F2RL1 Inhibition Alleviates Lipotoxicity-Induced Kidney Injury Through the Hippo Pathway in Diabetic Kidney Disease.

Diabetic kidney disease (DKD), which is emerging as a pervasive global health concern and a considerable economic burden, is characterized by a detrimental effect on renal function and structure. Recent research indicates that the progression of DKD is facilitated by lipotoxic injury to tubular epithelial cells (TECs). However, the specific mechanisms that contribute to this cellular damage have yet to be fully elucidated. Our results revealed a significant upregulation of F2RL1 in vivo and in vitro models, which was positively correlated with the expression of inflammatory factors. Knockdown of F2RL1 significantly reduced inflammatory response in palmitate-stimulated HK-2 cells. Mechanistically, F2RL1 might exacerbate lipotoxicity-induced DKD through the modulation of the Hippo signaling pathway. Collectively, these findings suggest that modulating F2RL1 expression may be a strategic approach to mitigate the inflammatory damage to RTECs associated with DKD, potentially through its involvement in the Hippo signaling pathway. Given these findings, F2RL1 merits consideration as a candidate therapeutic target for DKD.

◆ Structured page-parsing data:
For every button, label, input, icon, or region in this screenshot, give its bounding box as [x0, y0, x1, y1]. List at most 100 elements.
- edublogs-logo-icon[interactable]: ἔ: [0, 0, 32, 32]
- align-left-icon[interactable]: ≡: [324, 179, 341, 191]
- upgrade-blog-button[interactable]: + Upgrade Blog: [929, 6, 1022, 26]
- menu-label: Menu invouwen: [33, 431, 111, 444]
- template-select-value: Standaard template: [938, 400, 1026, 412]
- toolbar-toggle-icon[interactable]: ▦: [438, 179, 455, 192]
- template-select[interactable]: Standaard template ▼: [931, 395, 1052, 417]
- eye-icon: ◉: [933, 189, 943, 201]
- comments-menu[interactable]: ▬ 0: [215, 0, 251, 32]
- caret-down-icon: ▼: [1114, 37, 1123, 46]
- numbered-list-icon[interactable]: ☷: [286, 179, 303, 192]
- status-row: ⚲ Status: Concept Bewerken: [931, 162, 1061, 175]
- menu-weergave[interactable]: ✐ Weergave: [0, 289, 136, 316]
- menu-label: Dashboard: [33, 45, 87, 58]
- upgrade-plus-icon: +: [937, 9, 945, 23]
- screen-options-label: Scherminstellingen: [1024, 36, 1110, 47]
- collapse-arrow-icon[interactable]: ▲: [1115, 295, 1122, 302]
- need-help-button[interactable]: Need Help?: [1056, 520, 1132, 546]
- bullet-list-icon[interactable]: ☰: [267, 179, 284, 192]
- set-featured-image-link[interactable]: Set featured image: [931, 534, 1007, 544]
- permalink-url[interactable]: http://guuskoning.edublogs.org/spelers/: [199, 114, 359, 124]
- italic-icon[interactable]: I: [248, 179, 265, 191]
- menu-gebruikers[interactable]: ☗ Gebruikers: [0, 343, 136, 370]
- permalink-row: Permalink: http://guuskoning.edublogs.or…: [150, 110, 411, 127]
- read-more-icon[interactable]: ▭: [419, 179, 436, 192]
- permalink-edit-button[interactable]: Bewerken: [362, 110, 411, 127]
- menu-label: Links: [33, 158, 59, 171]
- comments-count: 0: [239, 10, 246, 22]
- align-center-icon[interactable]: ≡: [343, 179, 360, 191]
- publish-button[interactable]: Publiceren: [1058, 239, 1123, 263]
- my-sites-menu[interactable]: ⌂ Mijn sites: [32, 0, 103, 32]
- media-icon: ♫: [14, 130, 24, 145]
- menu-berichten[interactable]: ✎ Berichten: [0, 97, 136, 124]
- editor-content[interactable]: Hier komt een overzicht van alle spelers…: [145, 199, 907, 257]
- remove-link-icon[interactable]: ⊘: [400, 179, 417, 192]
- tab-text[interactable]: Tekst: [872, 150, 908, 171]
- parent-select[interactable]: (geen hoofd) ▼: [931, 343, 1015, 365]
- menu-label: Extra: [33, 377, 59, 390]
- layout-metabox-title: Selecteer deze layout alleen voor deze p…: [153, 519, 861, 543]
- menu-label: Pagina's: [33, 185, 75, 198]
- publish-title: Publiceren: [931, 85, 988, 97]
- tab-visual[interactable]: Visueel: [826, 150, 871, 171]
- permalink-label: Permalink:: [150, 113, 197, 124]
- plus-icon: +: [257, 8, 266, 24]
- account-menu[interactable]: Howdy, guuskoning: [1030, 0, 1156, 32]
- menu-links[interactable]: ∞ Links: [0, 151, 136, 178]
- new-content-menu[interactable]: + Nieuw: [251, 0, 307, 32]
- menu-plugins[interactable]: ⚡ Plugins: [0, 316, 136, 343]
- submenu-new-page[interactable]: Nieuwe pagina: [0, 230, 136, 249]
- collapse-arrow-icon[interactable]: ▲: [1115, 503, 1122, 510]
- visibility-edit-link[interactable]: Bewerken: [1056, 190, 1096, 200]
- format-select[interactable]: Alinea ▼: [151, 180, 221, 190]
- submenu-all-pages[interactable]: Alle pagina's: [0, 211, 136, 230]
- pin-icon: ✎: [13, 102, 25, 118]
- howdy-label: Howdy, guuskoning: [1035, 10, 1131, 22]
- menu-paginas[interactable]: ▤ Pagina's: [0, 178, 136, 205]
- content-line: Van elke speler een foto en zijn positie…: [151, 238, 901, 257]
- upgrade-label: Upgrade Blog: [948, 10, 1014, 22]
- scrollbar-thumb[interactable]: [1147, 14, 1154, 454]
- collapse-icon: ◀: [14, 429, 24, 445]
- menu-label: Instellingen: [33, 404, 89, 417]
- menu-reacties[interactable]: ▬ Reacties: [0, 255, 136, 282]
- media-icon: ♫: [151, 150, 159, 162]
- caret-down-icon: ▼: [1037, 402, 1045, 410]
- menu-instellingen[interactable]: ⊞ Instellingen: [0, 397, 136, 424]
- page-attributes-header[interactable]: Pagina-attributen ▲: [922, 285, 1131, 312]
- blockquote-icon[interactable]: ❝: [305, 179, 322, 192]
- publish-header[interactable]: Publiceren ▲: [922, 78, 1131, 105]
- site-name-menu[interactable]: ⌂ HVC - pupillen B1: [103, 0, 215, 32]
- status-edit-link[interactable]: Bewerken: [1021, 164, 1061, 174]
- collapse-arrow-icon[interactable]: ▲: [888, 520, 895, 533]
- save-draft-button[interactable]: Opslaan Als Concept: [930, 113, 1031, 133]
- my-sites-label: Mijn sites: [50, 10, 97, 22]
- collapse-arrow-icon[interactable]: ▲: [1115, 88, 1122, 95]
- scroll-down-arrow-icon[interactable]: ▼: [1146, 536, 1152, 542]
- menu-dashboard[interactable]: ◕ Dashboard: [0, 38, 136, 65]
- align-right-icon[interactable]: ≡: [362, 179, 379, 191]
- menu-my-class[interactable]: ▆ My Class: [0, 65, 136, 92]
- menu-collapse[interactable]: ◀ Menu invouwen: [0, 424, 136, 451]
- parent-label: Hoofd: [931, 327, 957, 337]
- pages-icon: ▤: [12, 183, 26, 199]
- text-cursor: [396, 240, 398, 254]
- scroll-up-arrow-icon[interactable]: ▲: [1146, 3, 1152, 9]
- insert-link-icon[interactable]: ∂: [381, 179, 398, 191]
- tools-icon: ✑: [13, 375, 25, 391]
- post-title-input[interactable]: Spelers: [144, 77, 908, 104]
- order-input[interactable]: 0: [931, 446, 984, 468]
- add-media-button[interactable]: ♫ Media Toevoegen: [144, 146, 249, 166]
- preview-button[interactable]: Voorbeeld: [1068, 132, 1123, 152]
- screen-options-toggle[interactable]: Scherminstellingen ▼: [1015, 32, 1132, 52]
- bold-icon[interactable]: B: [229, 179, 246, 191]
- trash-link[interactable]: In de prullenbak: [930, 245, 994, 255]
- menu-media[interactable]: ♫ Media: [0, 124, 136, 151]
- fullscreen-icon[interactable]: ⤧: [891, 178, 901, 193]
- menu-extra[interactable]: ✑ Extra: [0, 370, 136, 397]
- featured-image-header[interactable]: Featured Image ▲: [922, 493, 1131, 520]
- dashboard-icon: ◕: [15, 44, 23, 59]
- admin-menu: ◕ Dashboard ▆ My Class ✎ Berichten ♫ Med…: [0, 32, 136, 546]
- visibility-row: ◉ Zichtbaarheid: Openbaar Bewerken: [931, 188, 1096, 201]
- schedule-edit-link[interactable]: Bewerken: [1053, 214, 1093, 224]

◆ Assigned task:
Excluding the title, quote each sentence in the abstract on F2RL1 and diabetic kidney disease that names F2RL1. You do not need the listing to complete any of the work here.

◆ Response:
1. Our results revealed a significant upregulation of F2RL1 in vivo and in vitro models, which was positively correlated with the expression of inflammatory factors.
2. Knockdown of F2RL1 significantly reduced inflammatory response in palmitate-stimulated HK-2 cells.
3. Mechanistically, F2RL1 might exacerbate lipotoxicity-induced DKD through the modulation of the Hippo signaling pathway.
4. Collectively, these findings suggest that modulating F2RL1 expression may be a strategic approach to mitigate the inflammatory damage to RTECs associated with DKD, potentially through its involvement in the Hippo signaling pathway.
5. Given these findings, F2RL1 merits consideration as a candidate therapeutic target for DKD.